## Given information
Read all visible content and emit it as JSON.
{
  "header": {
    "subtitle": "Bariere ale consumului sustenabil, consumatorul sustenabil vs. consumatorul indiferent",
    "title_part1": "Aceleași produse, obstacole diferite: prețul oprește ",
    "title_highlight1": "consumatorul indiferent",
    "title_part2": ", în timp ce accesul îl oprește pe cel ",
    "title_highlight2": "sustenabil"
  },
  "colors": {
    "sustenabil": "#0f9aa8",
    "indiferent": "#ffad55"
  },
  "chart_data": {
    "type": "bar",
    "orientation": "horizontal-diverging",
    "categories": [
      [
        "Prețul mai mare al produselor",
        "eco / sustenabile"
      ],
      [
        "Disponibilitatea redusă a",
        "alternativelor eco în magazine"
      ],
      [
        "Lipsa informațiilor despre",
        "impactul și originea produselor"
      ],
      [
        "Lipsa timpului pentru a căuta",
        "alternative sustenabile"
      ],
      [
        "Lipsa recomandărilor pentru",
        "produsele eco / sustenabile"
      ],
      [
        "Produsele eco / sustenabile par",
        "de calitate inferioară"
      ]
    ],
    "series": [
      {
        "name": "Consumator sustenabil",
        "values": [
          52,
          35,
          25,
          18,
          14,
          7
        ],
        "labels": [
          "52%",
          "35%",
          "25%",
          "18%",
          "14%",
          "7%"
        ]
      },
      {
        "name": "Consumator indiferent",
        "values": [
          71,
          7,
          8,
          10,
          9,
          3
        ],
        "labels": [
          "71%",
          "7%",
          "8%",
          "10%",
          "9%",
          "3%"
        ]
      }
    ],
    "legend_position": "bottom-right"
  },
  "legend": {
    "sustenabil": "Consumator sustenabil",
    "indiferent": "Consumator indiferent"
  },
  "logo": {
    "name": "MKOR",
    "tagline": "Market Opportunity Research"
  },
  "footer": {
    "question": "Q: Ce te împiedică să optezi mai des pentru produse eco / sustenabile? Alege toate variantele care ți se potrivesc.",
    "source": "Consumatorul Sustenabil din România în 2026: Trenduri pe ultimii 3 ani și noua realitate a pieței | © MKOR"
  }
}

## Aim of the task
Above are the records; retype every one exactly.

## Answer to the task
Read all visible content and emit it as JSON.
{
  "header": {
    "subtitle": "Bariere ale consumului sustenabil, consumatorul sustenabil vs. consumatorul indiferent",
    "title_part1": "Aceleași produse, obstacole diferite: prețul oprește ",
    "title_highlight1": "consumatorul indiferent",
    "title_part2": ", în timp ce accesul îl oprește pe cel ",
    "title_highlight2": "sustenabil"
  },
  "colors": {
    "sustenabil": "#0f9aa8",
    "indiferent": "#ffad55"
  },
  "chart_data": {
    "type": "bar",
    "orientation": "horizontal-diverging",
    "categories": [
      [
        "Prețul mai mare al produselor",
        "eco / sustenabile"
      ],
      [
        "Disponibilitatea redusă a",
        "alternativelor eco în magazine"
      ],
      [
        "Lipsa informațiilor despre",
        "impactul și originea produselor"
      ],
      [
        "Lipsa timpului pentru a căuta",
        "alternative sustenabile"
      ],
      [
        "Lipsa recomandărilor pentru",
        "produsele eco / sustenabile"
      ],
      [
        "Produsele eco / sustenabile par",
        "de calitate inferioară"
      ]
    ],
    "series": [
      {
        "name": "Consumator sustenabil",
        "values": [
          52,
          35,
          25,
          18,
          14,
          7
        ],
        "labels": [
          "52%",
          "35%",
          "25%",
          "18%",
          "14%",
          "7%"
        ]
      },
      {
        "name": "Consumator indiferent",
        "values": [
          71,
          7,
          8,
          10,
          9,
          3
        ],
        "labels": [
          "71%",
          "7%",
          "8%",
          "10%",
          "9%",
          "3%"
        ]
      }
    ],
    "legend_position": "bottom-right"
  },
  "legend": {
    "sustenabil": "Consumator sustenabil",
    "indiferent": "Consumator indiferent"
  },
  "logo": {
    "name": "MKOR",
    "tagline": "Market Opportunity Research"
  },
  "footer": {
    "question": "Q: Ce te împiedică să optezi mai des pentru produse eco / sustenabile? Alege toate variantele care ți se potrivesc.",
    "source": "Consumatorul Sustenabil din România în 2026: Trenduri pe ultimii 3 ani și noua realitate a pieței | © MKOR"
  }
}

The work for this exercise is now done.